··· Material for the task

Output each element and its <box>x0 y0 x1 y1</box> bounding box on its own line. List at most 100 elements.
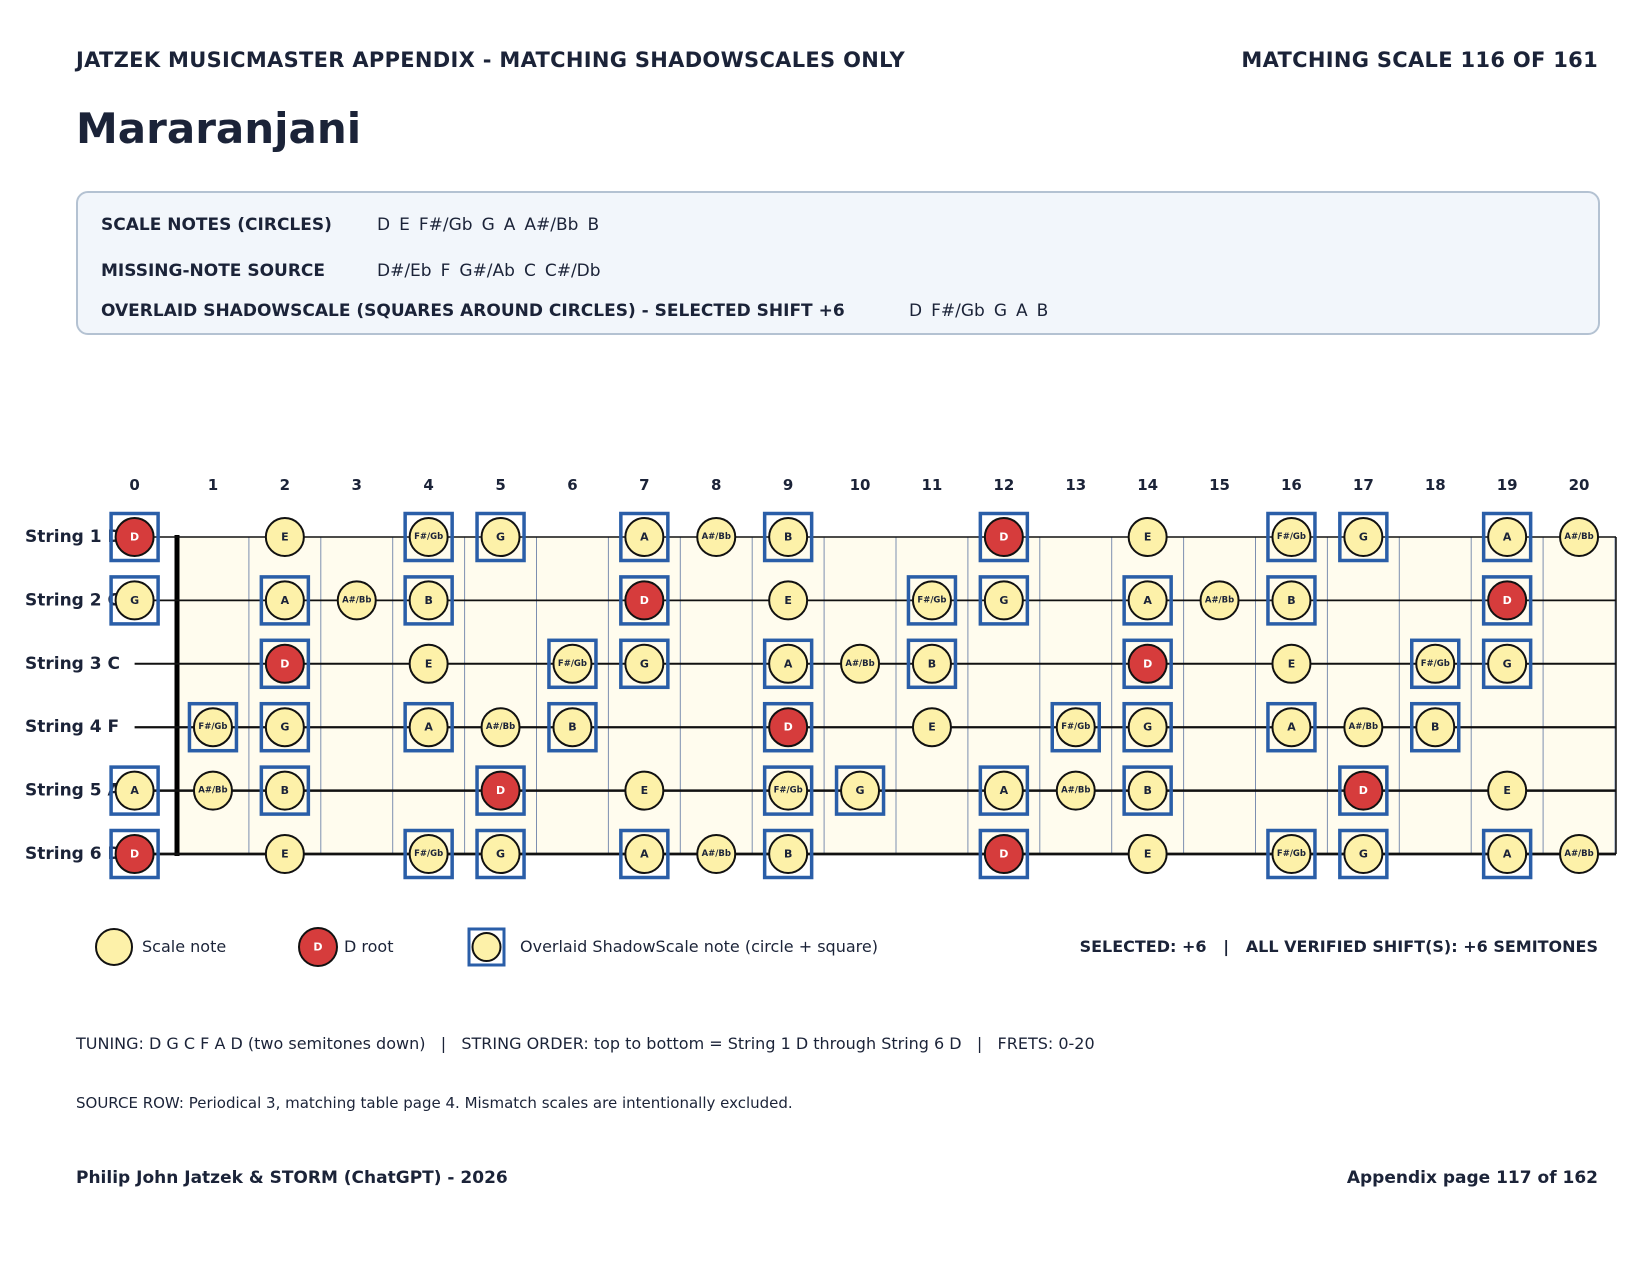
string-label: String 4 F <box>25 717 119 737</box>
shadow-square <box>1122 701 1173 753</box>
header-left: JATZEK MUSICMASTER APPENDIX - MATCHING S… <box>76 48 906 72</box>
note-label: A <box>281 594 290 607</box>
fret-number: 15 <box>1209 476 1230 494</box>
note-label: B <box>784 848 792 861</box>
note-name: D#/Eb <box>377 261 432 281</box>
note-circle <box>624 643 665 684</box>
note-name: C <box>523 261 536 281</box>
shadow-square <box>1266 575 1317 626</box>
note-circle <box>1055 770 1096 811</box>
fret-number: 9 <box>783 476 793 494</box>
note-label: A <box>1000 784 1009 797</box>
note-name: F <box>440 261 451 281</box>
footer-author: Philip John Jatzek & STORM (ChatGPT) - 2… <box>76 1168 508 1188</box>
note-circle <box>840 770 881 811</box>
note-circle <box>264 580 305 621</box>
note-label: A#/Bb <box>1564 532 1593 542</box>
fret-number: 17 <box>1353 476 1374 494</box>
fret-number: 13 <box>1065 476 1086 494</box>
shadow-square <box>187 701 239 753</box>
note-name: G <box>993 301 1007 321</box>
note-label: E <box>1144 848 1152 861</box>
legend-selected: SELECTED: +6 | ALL VERIFIED SHIFT(S): +6… <box>1079 937 1598 956</box>
note-circle <box>192 707 233 748</box>
fret-number: 7 <box>639 476 649 494</box>
shadow-square <box>475 765 526 816</box>
note-label: F#/Gb <box>558 659 587 669</box>
string-label: String 3 C <box>25 654 120 674</box>
note-circle <box>1271 707 1312 748</box>
note-circle <box>264 834 305 874</box>
fret-number: 20 <box>1569 476 1590 494</box>
shadow-square <box>259 638 311 690</box>
note-name: G#/Ab <box>459 261 515 281</box>
note-circle <box>114 834 155 874</box>
info-label: MISSING-NOTE SOURCE <box>101 261 326 281</box>
note-label: A#/Bb <box>702 849 731 859</box>
note-circle <box>264 770 305 811</box>
fret-number: 19 <box>1497 476 1518 494</box>
note-label: A#/Bb <box>1061 786 1090 796</box>
note-label: D <box>1143 657 1152 670</box>
shadow-square <box>259 701 311 753</box>
note-circle <box>1271 580 1312 621</box>
note-circle <box>264 707 305 748</box>
note-label: A#/Bb <box>702 532 731 542</box>
note-circle <box>696 834 737 874</box>
shadow-square <box>1481 828 1533 880</box>
note-circle <box>1127 517 1168 557</box>
note-label: E <box>641 784 649 797</box>
fret-number: 8 <box>711 476 721 494</box>
note-circle <box>480 770 521 811</box>
scale-title: Mararanjani <box>76 104 362 153</box>
shadow-square <box>1122 638 1173 690</box>
shadow-square <box>1410 701 1461 753</box>
note-label: F#/Gb <box>1277 849 1306 859</box>
shadow-square <box>1266 701 1317 753</box>
shadow-square <box>1481 575 1533 626</box>
note-circle <box>768 707 809 748</box>
note-circle <box>624 834 665 874</box>
shadow-square <box>834 765 886 816</box>
note-circle <box>1127 707 1168 748</box>
fret-number: 5 <box>495 476 505 494</box>
note-label: E <box>1288 657 1296 670</box>
note-circle <box>983 834 1024 874</box>
note-label: G <box>280 721 289 734</box>
note-label: G <box>1503 657 1512 670</box>
note-label: D <box>784 721 793 734</box>
shadow-square <box>1338 511 1389 563</box>
note-circle <box>983 517 1024 557</box>
note-circle <box>480 834 521 874</box>
shadow-square <box>259 765 311 816</box>
legend-circle <box>95 928 133 966</box>
note-circle <box>552 643 593 684</box>
note-name: F#/Gb <box>931 301 985 321</box>
note-label: B <box>928 657 936 670</box>
legend-square <box>467 927 506 967</box>
fret-number: 3 <box>352 476 362 494</box>
note-circle <box>1559 834 1600 874</box>
note-label: E <box>425 657 433 670</box>
string-label: String 6 D <box>25 844 122 864</box>
shadow-square <box>906 575 958 626</box>
shadow-square <box>762 638 814 690</box>
note-label: F#/Gb <box>1061 722 1090 732</box>
note-circle <box>1127 834 1168 874</box>
note-circle <box>1343 770 1384 811</box>
note-circle <box>114 770 155 811</box>
note-label: F#/Gb <box>1277 532 1306 542</box>
note-circle <box>1487 834 1528 874</box>
note-circle <box>1343 707 1384 748</box>
shadow-square <box>978 511 1030 563</box>
shadow-square <box>762 511 814 563</box>
note-label: G <box>640 657 649 670</box>
shadow-square <box>619 638 670 690</box>
shadow-square <box>475 511 526 563</box>
note-label: A#/Bb <box>1349 722 1378 732</box>
fret-number: 12 <box>993 476 1014 494</box>
note-circle <box>768 580 809 621</box>
shadow-square <box>403 701 454 753</box>
note-label: F#/Gb <box>774 786 803 796</box>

······

Update the rows above by replacing each "shadow-square" with "shaded-square" and keeping everything else the same. Leave the picture out of your answer.

Written response:
Output each element and its <box>x0 y0 x1 y1</box> bounding box on its own line. List at most 100 elements.
string-label: String 4 F <box>25 717 119 737</box>
shaded-square <box>1122 701 1173 753</box>
header-left: JATZEK MUSICMASTER APPENDIX - MATCHING S… <box>76 48 906 72</box>
note-label: A <box>281 594 290 607</box>
fret-number: 15 <box>1209 476 1230 494</box>
note-label: B <box>784 848 792 861</box>
note-name: D#/Eb <box>377 261 432 281</box>
note-circle <box>624 643 665 684</box>
note-name: C <box>523 261 536 281</box>
shaded-square <box>1266 575 1317 626</box>
note-circle <box>1055 770 1096 811</box>
fret-number: 9 <box>783 476 793 494</box>
note-label: A <box>1000 784 1009 797</box>
note-name: F <box>440 261 451 281</box>
footer-author: Philip John Jatzek & STORM (ChatGPT) - 2… <box>76 1168 508 1188</box>
note-circle <box>840 770 881 811</box>
note-circle <box>264 580 305 621</box>
note-label: A#/Bb <box>1564 532 1593 542</box>
fret-number: 17 <box>1353 476 1374 494</box>
fret-number: 13 <box>1065 476 1086 494</box>
shaded-square <box>187 701 239 753</box>
note-name: G <box>993 301 1007 321</box>
note-label: E <box>1144 848 1152 861</box>
legend-selected: SELECTED: +6 | ALL VERIFIED SHIFT(S): +6… <box>1079 937 1598 956</box>
note-circle <box>192 707 233 748</box>
fret-number: 7 <box>639 476 649 494</box>
shaded-square <box>475 765 526 816</box>
note-label: F#/Gb <box>558 659 587 669</box>
string-label: String 3 C <box>25 654 120 674</box>
note-circle <box>1271 707 1312 748</box>
note-circle <box>264 834 305 874</box>
fret-number: 20 <box>1569 476 1590 494</box>
shaded-square <box>259 638 311 690</box>
note-name: G#/Ab <box>459 261 515 281</box>
note-circle <box>114 834 155 874</box>
info-label: MISSING-NOTE SOURCE <box>101 261 326 281</box>
note-label: A#/Bb <box>702 849 731 859</box>
note-circle <box>264 770 305 811</box>
fret-number: 19 <box>1497 476 1518 494</box>
note-label: A#/Bb <box>1061 786 1090 796</box>
note-label: D <box>1143 657 1152 670</box>
shaded-square <box>259 701 311 753</box>
note-circle <box>1271 580 1312 621</box>
note-circle <box>264 707 305 748</box>
note-label: A#/Bb <box>702 532 731 542</box>
note-circle <box>696 834 737 874</box>
shaded-square <box>1481 828 1533 880</box>
note-circle <box>1127 517 1168 557</box>
note-label: E <box>641 784 649 797</box>
fret-number: 8 <box>711 476 721 494</box>
note-circle <box>480 770 521 811</box>
scale-title: Mararanjani <box>76 104 362 153</box>
shaded-square <box>1122 638 1173 690</box>
shaded-square <box>1410 701 1461 753</box>
note-label: F#/Gb <box>1277 849 1306 859</box>
shaded-square <box>1266 701 1317 753</box>
shaded-square <box>1481 575 1533 626</box>
note-circle <box>768 707 809 748</box>
note-circle <box>624 834 665 874</box>
shaded-square <box>834 765 886 816</box>
note-circle <box>1127 707 1168 748</box>
fret-number: 5 <box>495 476 505 494</box>
note-label: E <box>1288 657 1296 670</box>
note-circle <box>983 834 1024 874</box>
note-label: G <box>280 721 289 734</box>
note-label: G <box>1503 657 1512 670</box>
note-label: D <box>784 721 793 734</box>
shaded-square <box>1338 511 1389 563</box>
note-circle <box>983 517 1024 557</box>
note-circle <box>480 834 521 874</box>
shaded-square <box>259 765 311 816</box>
legend-circle <box>95 928 133 966</box>
note-circle <box>552 643 593 684</box>
note-name: F#/Gb <box>931 301 985 321</box>
note-label: B <box>928 657 936 670</box>
legend-square <box>467 927 506 967</box>
fret-number: 3 <box>352 476 362 494</box>
note-circle <box>1559 834 1600 874</box>
note-label: E <box>425 657 433 670</box>
string-label: String 6 D <box>25 844 122 864</box>
shaded-square <box>906 575 958 626</box>
shaded-square <box>762 638 814 690</box>
note-label: F#/Gb <box>1061 722 1090 732</box>
note-circle <box>1127 834 1168 874</box>
note-circle <box>1343 770 1384 811</box>
note-circle <box>114 770 155 811</box>
note-label: F#/Gb <box>1277 532 1306 542</box>
note-circle <box>1487 834 1528 874</box>
note-circle <box>1343 707 1384 748</box>
shaded-square <box>978 511 1030 563</box>
shaded-square <box>762 511 814 563</box>
note-label: G <box>640 657 649 670</box>
shaded-square <box>619 638 670 690</box>
shaded-square <box>475 511 526 563</box>
note-label: A#/Bb <box>1349 722 1378 732</box>
fret-number: 12 <box>993 476 1014 494</box>
note-circle <box>768 580 809 621</box>
shaded-square <box>403 701 454 753</box>
note-label: F#/Gb <box>774 786 803 796</box>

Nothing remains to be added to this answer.